__Text under study__:
::::

Aniram
♥ not as nice as i look ♥
Tuesday, 13 July 2010
Where's the love?
Do you remember dreaming of what kind of person you'd end up with?
I did, and all the dreams were connected to my silver screen obsessions. I was exposed to old classics and musicals when i was young by my mom. She was always about the music or dance. I never caught her dancing but i always knew she did when i wasn't there. :)
We used to stay up late nights watching Marx Brothers, Dick Powell, William Powell, Judy Garland, Ginger Rogers, Ruby Keeler, Gene Kelly... you name them, i probably watched them! And the DUO couples we're the BEST! I used to sit there, Indian style on the floor, being envious of these women. I wanted to sing the best, dance the best, and love the best.
I tried my best with the singing and dancing... but i really got lucky when it came to love.
I always remember there being alot of love in my house too. My mom and dad always were close and they too, were close to me. So when i watched Myrna Loy and William Powell being Nick and Nora; bickering, i always saw my parents too. Which always led my imagination to...
Who would i be with??
Now I've had my experiences of dead beats, losers, users, etc. I've made my mistakes and (THANK GOODNESS) i learned from my mistakes. Finally making the discovery of my lifetime... My Love Matthew.
And now, in him, i can see all the men i once adored on the screens. Its not his looks, his style, his presence, his dancing abilities...
Its just - HIM.
So i can still oogle at the men of my silver screen past, knowing that I've found the real deal.
Sunday, 11 July 2010
Drink. Drank. Drunk.
What is with society today, that binge drinking is highly acceptable? Even encouraged!
In the united states between 1920 til 1933, alcohol was prohibited. Why? Due to its alleged detrimental effect on human behavior. Now we all know that this was not enforced the way it was intended, and although prohibition was suppose to lower crime rates, it actually helped fuel the rising crimes further for the "secret" demand of alcohol. However, general nuisance and petty crimes were on a low. Despite of this being unsuccessful, there was a understandable reason for the ban.
So there were laws: drunk and disorderly is the best example. Along with no open containers.
But what does the UK have? Not a great deal...

::::

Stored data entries
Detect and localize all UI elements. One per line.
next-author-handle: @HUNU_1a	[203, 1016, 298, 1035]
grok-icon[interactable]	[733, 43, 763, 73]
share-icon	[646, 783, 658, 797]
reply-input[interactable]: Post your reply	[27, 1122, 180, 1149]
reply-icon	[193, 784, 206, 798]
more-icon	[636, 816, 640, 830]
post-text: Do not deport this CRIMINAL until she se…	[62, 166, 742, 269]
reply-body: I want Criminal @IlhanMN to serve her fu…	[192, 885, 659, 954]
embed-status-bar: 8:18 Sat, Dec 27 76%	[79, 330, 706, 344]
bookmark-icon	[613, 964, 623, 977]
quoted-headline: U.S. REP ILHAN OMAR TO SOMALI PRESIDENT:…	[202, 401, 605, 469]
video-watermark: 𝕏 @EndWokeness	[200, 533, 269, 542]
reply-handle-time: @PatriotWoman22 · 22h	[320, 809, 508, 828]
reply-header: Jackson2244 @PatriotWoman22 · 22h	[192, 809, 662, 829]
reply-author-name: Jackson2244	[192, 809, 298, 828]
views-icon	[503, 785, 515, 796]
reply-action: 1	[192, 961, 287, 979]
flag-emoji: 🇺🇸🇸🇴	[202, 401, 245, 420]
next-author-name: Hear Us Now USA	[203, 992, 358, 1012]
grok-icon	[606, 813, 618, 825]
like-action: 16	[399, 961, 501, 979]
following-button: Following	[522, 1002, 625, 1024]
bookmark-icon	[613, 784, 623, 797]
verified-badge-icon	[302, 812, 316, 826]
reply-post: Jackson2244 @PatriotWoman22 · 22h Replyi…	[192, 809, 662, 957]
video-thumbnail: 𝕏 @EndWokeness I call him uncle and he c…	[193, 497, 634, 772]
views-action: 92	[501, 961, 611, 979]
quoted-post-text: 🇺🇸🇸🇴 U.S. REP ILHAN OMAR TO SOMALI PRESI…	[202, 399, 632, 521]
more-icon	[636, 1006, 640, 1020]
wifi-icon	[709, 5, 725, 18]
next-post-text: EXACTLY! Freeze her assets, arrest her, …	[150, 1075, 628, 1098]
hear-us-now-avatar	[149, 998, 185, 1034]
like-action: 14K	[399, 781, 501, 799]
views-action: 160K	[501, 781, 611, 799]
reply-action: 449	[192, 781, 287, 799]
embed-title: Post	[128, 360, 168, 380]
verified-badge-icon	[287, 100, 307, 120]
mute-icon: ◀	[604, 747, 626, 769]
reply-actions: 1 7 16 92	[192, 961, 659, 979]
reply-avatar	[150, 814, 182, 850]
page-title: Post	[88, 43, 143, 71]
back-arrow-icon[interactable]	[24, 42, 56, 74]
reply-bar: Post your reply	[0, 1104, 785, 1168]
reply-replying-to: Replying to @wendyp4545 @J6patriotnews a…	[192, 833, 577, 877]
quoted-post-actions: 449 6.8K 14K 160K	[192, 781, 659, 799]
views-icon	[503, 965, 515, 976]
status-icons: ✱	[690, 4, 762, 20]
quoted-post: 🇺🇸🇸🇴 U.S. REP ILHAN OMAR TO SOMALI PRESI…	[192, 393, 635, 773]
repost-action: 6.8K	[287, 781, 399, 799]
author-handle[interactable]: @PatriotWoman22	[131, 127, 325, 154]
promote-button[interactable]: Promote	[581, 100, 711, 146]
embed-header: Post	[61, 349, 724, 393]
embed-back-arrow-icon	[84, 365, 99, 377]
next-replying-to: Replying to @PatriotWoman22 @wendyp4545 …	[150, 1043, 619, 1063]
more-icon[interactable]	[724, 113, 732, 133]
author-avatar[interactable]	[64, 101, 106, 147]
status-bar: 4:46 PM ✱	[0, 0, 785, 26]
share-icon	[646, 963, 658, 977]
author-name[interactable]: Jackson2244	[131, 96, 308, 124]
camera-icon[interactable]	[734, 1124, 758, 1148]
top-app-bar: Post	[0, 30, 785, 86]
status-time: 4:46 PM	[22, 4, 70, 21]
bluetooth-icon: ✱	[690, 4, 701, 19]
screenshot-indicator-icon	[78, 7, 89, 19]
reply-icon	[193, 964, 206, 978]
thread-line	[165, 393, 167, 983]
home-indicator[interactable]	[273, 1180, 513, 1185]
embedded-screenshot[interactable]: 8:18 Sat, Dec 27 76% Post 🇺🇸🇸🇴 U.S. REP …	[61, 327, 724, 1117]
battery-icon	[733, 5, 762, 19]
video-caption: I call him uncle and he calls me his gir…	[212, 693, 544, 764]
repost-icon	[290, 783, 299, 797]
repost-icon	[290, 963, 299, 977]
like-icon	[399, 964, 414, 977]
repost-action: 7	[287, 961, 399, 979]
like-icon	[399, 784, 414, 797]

::::

__Instructions for the task__: Reproduce a passage of the blog text word for word, beginning at the words "I always remember" and stopping after "the real deal.".

__Answer box__:
I always remember there being alot of love in my house too. My mom and dad always were close and they too, were close to me. So when i watched Myrna Loy and William Powell being Nick and Nora; bickering, i always saw my parents too. Which always led my imagination to...
Who would i be with??
Now I've had my experiences of dead beats, losers, users, etc. I've made my mistakes and (THANK GOODNESS) i learned from my mistakes. Finally making the discovery of my lifetime... My Love Matthew.
And now, in him, i can see all the men i once adored on the screens. Its not his looks, his style, his presence, his dancing abilities...
Its just - HIM.
So i can still oogle at the men of my silver screen past, knowing that I've found the real deal.